- Work instructions
Copy the listing below line for line, with no changes.

start Data for this task

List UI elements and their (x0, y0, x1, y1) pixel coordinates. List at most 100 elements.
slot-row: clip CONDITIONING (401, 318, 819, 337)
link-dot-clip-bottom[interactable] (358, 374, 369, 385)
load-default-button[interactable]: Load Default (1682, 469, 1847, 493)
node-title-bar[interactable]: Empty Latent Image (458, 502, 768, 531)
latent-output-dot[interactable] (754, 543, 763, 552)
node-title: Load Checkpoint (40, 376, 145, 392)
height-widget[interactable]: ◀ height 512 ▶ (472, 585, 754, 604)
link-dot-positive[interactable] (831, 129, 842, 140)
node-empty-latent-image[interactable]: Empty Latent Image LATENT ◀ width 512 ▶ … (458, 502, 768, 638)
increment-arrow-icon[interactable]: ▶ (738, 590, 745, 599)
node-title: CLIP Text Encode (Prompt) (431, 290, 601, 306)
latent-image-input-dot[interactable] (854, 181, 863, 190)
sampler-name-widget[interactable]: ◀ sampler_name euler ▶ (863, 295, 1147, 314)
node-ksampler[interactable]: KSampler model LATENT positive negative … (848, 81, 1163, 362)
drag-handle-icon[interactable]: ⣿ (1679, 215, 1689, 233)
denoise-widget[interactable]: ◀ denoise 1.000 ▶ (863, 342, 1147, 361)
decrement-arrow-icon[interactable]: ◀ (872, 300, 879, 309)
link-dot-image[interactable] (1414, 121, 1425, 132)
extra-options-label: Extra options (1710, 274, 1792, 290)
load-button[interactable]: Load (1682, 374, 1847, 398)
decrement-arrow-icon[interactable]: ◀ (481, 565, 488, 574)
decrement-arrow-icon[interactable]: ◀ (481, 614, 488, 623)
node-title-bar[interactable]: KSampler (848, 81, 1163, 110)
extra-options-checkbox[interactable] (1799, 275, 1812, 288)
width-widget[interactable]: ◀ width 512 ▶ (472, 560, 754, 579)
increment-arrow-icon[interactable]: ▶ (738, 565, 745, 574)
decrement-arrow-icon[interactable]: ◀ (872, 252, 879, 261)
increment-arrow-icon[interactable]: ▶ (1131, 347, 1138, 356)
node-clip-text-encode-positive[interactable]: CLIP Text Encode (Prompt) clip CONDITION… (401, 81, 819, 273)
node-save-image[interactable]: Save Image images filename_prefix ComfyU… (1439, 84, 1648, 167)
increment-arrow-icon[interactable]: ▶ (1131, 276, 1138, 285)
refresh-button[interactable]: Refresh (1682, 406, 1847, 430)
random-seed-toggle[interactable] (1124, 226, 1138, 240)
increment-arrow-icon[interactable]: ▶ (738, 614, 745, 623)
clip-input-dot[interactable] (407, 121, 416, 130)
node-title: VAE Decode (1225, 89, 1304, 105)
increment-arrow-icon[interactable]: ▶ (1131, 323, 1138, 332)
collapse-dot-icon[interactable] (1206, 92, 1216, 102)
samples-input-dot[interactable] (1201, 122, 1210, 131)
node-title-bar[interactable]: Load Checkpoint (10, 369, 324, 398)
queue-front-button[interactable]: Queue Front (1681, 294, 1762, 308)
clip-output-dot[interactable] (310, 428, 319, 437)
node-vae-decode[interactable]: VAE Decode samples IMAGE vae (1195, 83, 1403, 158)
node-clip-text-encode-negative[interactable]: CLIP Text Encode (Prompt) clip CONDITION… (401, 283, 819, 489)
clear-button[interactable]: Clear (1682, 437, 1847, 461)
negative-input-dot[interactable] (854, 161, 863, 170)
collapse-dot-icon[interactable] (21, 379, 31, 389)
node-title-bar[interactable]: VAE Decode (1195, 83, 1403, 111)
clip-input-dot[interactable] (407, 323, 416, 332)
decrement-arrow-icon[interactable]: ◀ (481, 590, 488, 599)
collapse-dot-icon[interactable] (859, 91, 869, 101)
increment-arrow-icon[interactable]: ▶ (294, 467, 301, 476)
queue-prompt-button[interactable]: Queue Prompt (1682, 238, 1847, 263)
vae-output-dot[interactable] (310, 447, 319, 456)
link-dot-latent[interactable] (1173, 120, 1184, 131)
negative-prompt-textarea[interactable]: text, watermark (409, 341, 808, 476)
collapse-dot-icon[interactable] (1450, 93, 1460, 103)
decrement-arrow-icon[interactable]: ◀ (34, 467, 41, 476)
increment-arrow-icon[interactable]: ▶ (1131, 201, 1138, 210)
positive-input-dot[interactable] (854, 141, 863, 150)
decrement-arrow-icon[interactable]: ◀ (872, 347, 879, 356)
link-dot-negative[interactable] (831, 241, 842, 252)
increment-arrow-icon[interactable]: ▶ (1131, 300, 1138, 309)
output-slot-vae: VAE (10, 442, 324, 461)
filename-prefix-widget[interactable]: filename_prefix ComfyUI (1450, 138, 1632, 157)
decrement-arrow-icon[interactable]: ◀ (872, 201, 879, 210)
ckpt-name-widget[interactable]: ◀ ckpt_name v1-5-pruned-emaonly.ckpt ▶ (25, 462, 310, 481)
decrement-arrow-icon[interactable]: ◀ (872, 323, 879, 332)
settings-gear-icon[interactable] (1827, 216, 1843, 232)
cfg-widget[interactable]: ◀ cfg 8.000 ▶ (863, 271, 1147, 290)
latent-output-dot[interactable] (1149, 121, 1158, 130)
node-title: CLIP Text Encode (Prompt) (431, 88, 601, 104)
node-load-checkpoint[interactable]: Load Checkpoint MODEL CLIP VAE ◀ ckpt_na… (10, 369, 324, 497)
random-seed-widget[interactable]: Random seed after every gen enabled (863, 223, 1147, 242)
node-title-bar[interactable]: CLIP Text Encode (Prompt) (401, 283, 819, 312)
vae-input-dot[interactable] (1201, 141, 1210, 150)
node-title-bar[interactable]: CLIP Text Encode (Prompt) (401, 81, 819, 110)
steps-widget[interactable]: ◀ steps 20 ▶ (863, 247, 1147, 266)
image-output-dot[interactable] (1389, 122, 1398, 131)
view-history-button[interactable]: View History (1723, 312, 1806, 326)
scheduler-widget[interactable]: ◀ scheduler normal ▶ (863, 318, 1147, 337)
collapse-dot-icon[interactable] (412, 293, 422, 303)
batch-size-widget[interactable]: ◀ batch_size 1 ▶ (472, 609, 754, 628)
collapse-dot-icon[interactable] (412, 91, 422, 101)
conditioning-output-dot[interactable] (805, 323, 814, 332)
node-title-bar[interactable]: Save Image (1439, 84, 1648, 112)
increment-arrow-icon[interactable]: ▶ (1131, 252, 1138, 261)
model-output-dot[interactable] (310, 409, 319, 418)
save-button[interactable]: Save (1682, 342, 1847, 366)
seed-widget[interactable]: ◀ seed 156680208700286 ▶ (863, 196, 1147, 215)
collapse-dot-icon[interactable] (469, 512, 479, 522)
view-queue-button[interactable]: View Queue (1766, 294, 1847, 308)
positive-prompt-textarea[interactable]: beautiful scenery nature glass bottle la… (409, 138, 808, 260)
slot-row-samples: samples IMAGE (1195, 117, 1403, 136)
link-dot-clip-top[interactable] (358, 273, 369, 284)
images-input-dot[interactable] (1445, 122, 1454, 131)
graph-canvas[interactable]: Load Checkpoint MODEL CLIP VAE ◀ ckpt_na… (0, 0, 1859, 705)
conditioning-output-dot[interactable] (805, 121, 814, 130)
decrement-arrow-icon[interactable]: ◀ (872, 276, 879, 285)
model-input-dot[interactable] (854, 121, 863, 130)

end Data for this task

- Reply to the task
List UI elements and their (x0, y0, x1, y1) pixel coordinates. List at most 100 elements.
slot-row: clip CONDITIONING (401, 318, 819, 337)
link-dot-clip-bottom[interactable] (358, 374, 369, 385)
load-default-button[interactable]: Load Default (1682, 469, 1847, 493)
node-title-bar[interactable]: Empty Latent Image (458, 502, 768, 531)
latent-output-dot[interactable] (754, 543, 763, 552)
node-title: Load Checkpoint (40, 376, 145, 392)
height-widget[interactable]: ◀ height 512 ▶ (472, 585, 754, 604)
link-dot-positive[interactable] (831, 129, 842, 140)
node-empty-latent-image[interactable]: Empty Latent Image LATENT ◀ width 512 ▶ … (458, 502, 768, 638)
increment-arrow-icon[interactable]: ▶ (738, 590, 745, 599)
node-title: CLIP Text Encode (Prompt) (431, 290, 601, 306)
latent-image-input-dot[interactable] (854, 181, 863, 190)
sampler-name-widget[interactable]: ◀ sampler_name euler ▶ (863, 295, 1147, 314)
node-ksampler[interactable]: KSampler model LATENT positive negative … (848, 81, 1163, 362)
drag-handle-icon[interactable]: ⣿ (1679, 215, 1689, 233)
denoise-widget[interactable]: ◀ denoise 1.000 ▶ (863, 342, 1147, 361)
decrement-arrow-icon[interactable]: ◀ (872, 300, 879, 309)
link-dot-image[interactable] (1414, 121, 1425, 132)
extra-options-label: Extra options (1710, 274, 1792, 290)
load-button[interactable]: Load (1682, 374, 1847, 398)
decrement-arrow-icon[interactable]: ◀ (481, 565, 488, 574)
decrement-arrow-icon[interactable]: ◀ (481, 614, 488, 623)
node-title-bar[interactable]: KSampler (848, 81, 1163, 110)
extra-options-checkbox[interactable] (1799, 275, 1812, 288)
width-widget[interactable]: ◀ width 512 ▶ (472, 560, 754, 579)
increment-arrow-icon[interactable]: ▶ (738, 565, 745, 574)
decrement-arrow-icon[interactable]: ◀ (872, 252, 879, 261)
increment-arrow-icon[interactable]: ▶ (1131, 347, 1138, 356)
node-clip-text-encode-positive[interactable]: CLIP Text Encode (Prompt) clip CONDITION… (401, 81, 819, 273)
node-save-image[interactable]: Save Image images filename_prefix ComfyU… (1439, 84, 1648, 167)
increment-arrow-icon[interactable]: ▶ (1131, 276, 1138, 285)
refresh-button[interactable]: Refresh (1682, 406, 1847, 430)
random-seed-toggle[interactable] (1124, 226, 1138, 240)
increment-arrow-icon[interactable]: ▶ (738, 614, 745, 623)
clip-input-dot[interactable] (407, 121, 416, 130)
node-title: VAE Decode (1225, 89, 1304, 105)
increment-arrow-icon[interactable]: ▶ (1131, 323, 1138, 332)
collapse-dot-icon[interactable] (1206, 92, 1216, 102)
samples-input-dot[interactable] (1201, 122, 1210, 131)
node-title-bar[interactable]: Load Checkpoint (10, 369, 324, 398)
queue-front-button[interactable]: Queue Front (1681, 294, 1762, 308)
clip-output-dot[interactable] (310, 428, 319, 437)
node-vae-decode[interactable]: VAE Decode samples IMAGE vae (1195, 83, 1403, 158)
node-clip-text-encode-negative[interactable]: CLIP Text Encode (Prompt) clip CONDITION… (401, 283, 819, 489)
clear-button[interactable]: Clear (1682, 437, 1847, 461)
negative-input-dot[interactable] (854, 161, 863, 170)
collapse-dot-icon[interactable] (21, 379, 31, 389)
node-title-bar[interactable]: VAE Decode (1195, 83, 1403, 111)
clip-input-dot[interactable] (407, 323, 416, 332)
decrement-arrow-icon[interactable]: ◀ (481, 590, 488, 599)
collapse-dot-icon[interactable] (859, 91, 869, 101)
increment-arrow-icon[interactable]: ▶ (294, 467, 301, 476)
queue-prompt-button[interactable]: Queue Prompt (1682, 238, 1847, 263)
vae-output-dot[interactable] (310, 447, 319, 456)
link-dot-latent[interactable] (1173, 120, 1184, 131)
negative-prompt-textarea[interactable]: text, watermark (409, 341, 808, 476)
collapse-dot-icon[interactable] (1450, 93, 1460, 103)
decrement-arrow-icon[interactable]: ◀ (34, 467, 41, 476)
increment-arrow-icon[interactable]: ▶ (1131, 201, 1138, 210)
positive-input-dot[interactable] (854, 141, 863, 150)
decrement-arrow-icon[interactable]: ◀ (872, 347, 879, 356)
link-dot-negative[interactable] (831, 241, 842, 252)
increment-arrow-icon[interactable]: ▶ (1131, 300, 1138, 309)
output-slot-vae: VAE (10, 442, 324, 461)
filename-prefix-widget[interactable]: filename_prefix ComfyUI (1450, 138, 1632, 157)
decrement-arrow-icon[interactable]: ◀ (872, 201, 879, 210)
ckpt-name-widget[interactable]: ◀ ckpt_name v1-5-pruned-emaonly.ckpt ▶ (25, 462, 310, 481)
decrement-arrow-icon[interactable]: ◀ (872, 323, 879, 332)
settings-gear-icon[interactable] (1827, 216, 1843, 232)
cfg-widget[interactable]: ◀ cfg 8.000 ▶ (863, 271, 1147, 290)
latent-output-dot[interactable] (1149, 121, 1158, 130)
node-title: CLIP Text Encode (Prompt) (431, 88, 601, 104)
node-load-checkpoint[interactable]: Load Checkpoint MODEL CLIP VAE ◀ ckpt_na… (10, 369, 324, 497)
random-seed-widget[interactable]: Random seed after every gen enabled (863, 223, 1147, 242)
node-title-bar[interactable]: CLIP Text Encode (Prompt) (401, 283, 819, 312)
vae-input-dot[interactable] (1201, 141, 1210, 150)
node-title-bar[interactable]: CLIP Text Encode (Prompt) (401, 81, 819, 110)
steps-widget[interactable]: ◀ steps 20 ▶ (863, 247, 1147, 266)
image-output-dot[interactable] (1389, 122, 1398, 131)
view-history-button[interactable]: View History (1723, 312, 1806, 326)
scheduler-widget[interactable]: ◀ scheduler normal ▶ (863, 318, 1147, 337)
collapse-dot-icon[interactable] (412, 293, 422, 303)
batch-size-widget[interactable]: ◀ batch_size 1 ▶ (472, 609, 754, 628)
collapse-dot-icon[interactable] (412, 91, 422, 101)
conditioning-output-dot[interactable] (805, 323, 814, 332)
node-title-bar[interactable]: Save Image (1439, 84, 1648, 112)
increment-arrow-icon[interactable]: ▶ (1131, 252, 1138, 261)
model-output-dot[interactable] (310, 409, 319, 418)
save-button[interactable]: Save (1682, 342, 1847, 366)
seed-widget[interactable]: ◀ seed 156680208700286 ▶ (863, 196, 1147, 215)
collapse-dot-icon[interactable] (469, 512, 479, 522)
view-queue-button[interactable]: View Queue (1766, 294, 1847, 308)
positive-prompt-textarea[interactable]: beautiful scenery nature glass bottle la… (409, 138, 808, 260)
slot-row-samples: samples IMAGE (1195, 117, 1403, 136)
link-dot-clip-top[interactable] (358, 273, 369, 284)
images-input-dot[interactable] (1445, 122, 1454, 131)
graph-canvas[interactable]: Load Checkpoint MODEL CLIP VAE ◀ ckpt_na… (0, 0, 1859, 705)
conditioning-output-dot[interactable] (805, 121, 814, 130)
decrement-arrow-icon[interactable]: ◀ (872, 276, 879, 285)
model-input-dot[interactable] (854, 121, 863, 130)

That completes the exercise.